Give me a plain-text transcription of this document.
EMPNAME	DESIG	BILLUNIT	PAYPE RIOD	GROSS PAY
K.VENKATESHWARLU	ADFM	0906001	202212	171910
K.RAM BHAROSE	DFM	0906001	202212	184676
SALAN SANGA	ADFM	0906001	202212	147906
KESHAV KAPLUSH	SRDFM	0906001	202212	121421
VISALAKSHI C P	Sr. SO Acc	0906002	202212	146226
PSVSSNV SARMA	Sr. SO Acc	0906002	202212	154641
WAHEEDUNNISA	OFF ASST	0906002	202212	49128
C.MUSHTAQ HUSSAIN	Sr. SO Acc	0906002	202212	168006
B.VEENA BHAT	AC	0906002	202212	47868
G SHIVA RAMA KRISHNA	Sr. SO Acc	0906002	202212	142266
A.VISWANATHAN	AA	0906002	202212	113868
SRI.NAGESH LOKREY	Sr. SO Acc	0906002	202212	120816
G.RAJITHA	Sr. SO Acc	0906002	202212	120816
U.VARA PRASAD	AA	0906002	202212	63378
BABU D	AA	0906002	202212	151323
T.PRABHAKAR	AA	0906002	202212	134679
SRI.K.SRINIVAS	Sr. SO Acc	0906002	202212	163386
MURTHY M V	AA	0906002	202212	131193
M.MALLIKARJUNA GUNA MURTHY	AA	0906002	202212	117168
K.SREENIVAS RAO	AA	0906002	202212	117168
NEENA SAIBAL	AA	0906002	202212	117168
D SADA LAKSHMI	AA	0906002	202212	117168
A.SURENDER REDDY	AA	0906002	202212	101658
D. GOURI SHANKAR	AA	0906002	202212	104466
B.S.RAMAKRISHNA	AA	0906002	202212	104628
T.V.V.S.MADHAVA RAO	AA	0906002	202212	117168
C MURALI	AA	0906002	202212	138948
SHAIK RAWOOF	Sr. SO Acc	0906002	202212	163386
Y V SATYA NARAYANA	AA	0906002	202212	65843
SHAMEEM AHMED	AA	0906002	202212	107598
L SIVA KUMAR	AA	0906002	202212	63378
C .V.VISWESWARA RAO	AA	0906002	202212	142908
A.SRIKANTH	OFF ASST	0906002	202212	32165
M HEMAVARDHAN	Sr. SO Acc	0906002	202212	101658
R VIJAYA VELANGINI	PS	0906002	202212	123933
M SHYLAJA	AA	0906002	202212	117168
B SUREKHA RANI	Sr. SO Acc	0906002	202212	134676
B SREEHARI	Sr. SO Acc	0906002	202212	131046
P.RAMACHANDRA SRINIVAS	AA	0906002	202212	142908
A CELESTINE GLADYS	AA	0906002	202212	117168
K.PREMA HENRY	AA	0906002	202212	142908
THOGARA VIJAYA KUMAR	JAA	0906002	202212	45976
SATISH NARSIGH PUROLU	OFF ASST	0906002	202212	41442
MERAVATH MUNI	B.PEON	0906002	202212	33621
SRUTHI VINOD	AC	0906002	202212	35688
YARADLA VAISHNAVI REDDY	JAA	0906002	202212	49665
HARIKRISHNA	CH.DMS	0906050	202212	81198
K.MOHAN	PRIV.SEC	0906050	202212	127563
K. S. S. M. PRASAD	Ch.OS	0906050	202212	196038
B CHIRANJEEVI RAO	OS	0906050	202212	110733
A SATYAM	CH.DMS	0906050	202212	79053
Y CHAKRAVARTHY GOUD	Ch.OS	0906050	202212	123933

◆ ◆ ◆ ◆ ◆ ◆ ◆

What you have to do —
The whole listing above needs to be written out again exactly.

Task output —
Give me a plain-text transcription of this document.
EMPNAME	DESIG	BILLUNIT	PAYPE RIOD	GROSS PAY
K.VENKATESHWARLU	ADFM	0906001	202212	171910
K.RAM BHAROSE	DFM	0906001	202212	184676
SALAN SANGA	ADFM	0906001	202212	147906
KESHAV KAPLUSH	SRDFM	0906001	202212	121421
VISALAKSHI C P	Sr. SO Acc	0906002	202212	146226
PSVSSNV SARMA	Sr. SO Acc	0906002	202212	154641
WAHEEDUNNISA	OFF ASST	0906002	202212	49128
C.MUSHTAQ HUSSAIN	Sr. SO Acc	0906002	202212	168006
B.VEENA BHAT	AC	0906002	202212	47868
G SHIVA RAMA KRISHNA	Sr. SO Acc	0906002	202212	142266
A.VISWANATHAN	AA	0906002	202212	113868
SRI.NAGESH LOKREY	Sr. SO Acc	0906002	202212	120816
G.RAJITHA	Sr. SO Acc	0906002	202212	120816
U.VARA PRASAD	AA	0906002	202212	63378
BABU D	AA	0906002	202212	151323
T.PRABHAKAR	AA	0906002	202212	134679
SRI.K.SRINIVAS	Sr. SO Acc	0906002	202212	163386
MURTHY M V	AA	0906002	202212	131193
M.MALLIKARJUNA GUNA MURTHY	AA	0906002	202212	117168
K.SREENIVAS RAO	AA	0906002	202212	117168
NEENA SAIBAL	AA	0906002	202212	117168
D SADA LAKSHMI	AA	0906002	202212	117168
A.SURENDER REDDY	AA	0906002	202212	101658
D. GOURI SHANKAR	AA	0906002	202212	104466
B.S.RAMAKRISHNA	AA	0906002	202212	104628
T.V.V.S.MADHAVA RAO	AA	0906002	202212	117168
C MURALI	AA	0906002	202212	138948
SHAIK RAWOOF	Sr. SO Acc	0906002	202212	163386
Y V SATYA NARAYANA	AA	0906002	202212	65843
SHAMEEM AHMED	AA	0906002	202212	107598
L SIVA KUMAR	AA	0906002	202212	63378
C .V.VISWESWARA RAO	AA	0906002	202212	142908
A.SRIKANTH	OFF ASST	0906002	202212	32165
M HEMAVARDHAN	Sr. SO Acc	0906002	202212	101658
R VIJAYA VELANGINI	PS	0906002	202212	123933
M SHYLAJA	AA	0906002	202212	117168
B SUREKHA RANI	Sr. SO Acc	0906002	202212	134676
B SREEHARI	Sr. SO Acc	0906002	202212	131046
P.RAMACHANDRA SRINIVAS	AA	0906002	202212	142908
A CELESTINE GLADYS	AA	0906002	202212	117168
K.PREMA HENRY	AA	0906002	202212	142908
THOGARA VIJAYA KUMAR	JAA	0906002	202212	45976
SATISH NARSIGH PUROLU	OFF ASST	0906002	202212	41442
MERAVATH MUNI	B.PEON	0906002	202212	33621
SRUTHI VINOD	AC	0906002	202212	35688
YARADLA VAISHNAVI REDDY	JAA	0906002	202212	49665
HARIKRISHNA	CH.DMS	0906050	202212	81198
K.MOHAN	PRIV.SEC	0906050	202212	127563
K. S. S. M. PRASAD	Ch.OS	0906050	202212	196038
B CHIRANJEEVI RAO	OS	0906050	202212	110733
A SATYAM	CH.DMS	0906050	202212	79053
Y CHAKRAVARTHY GOUD	Ch.OS	0906050	202212	123933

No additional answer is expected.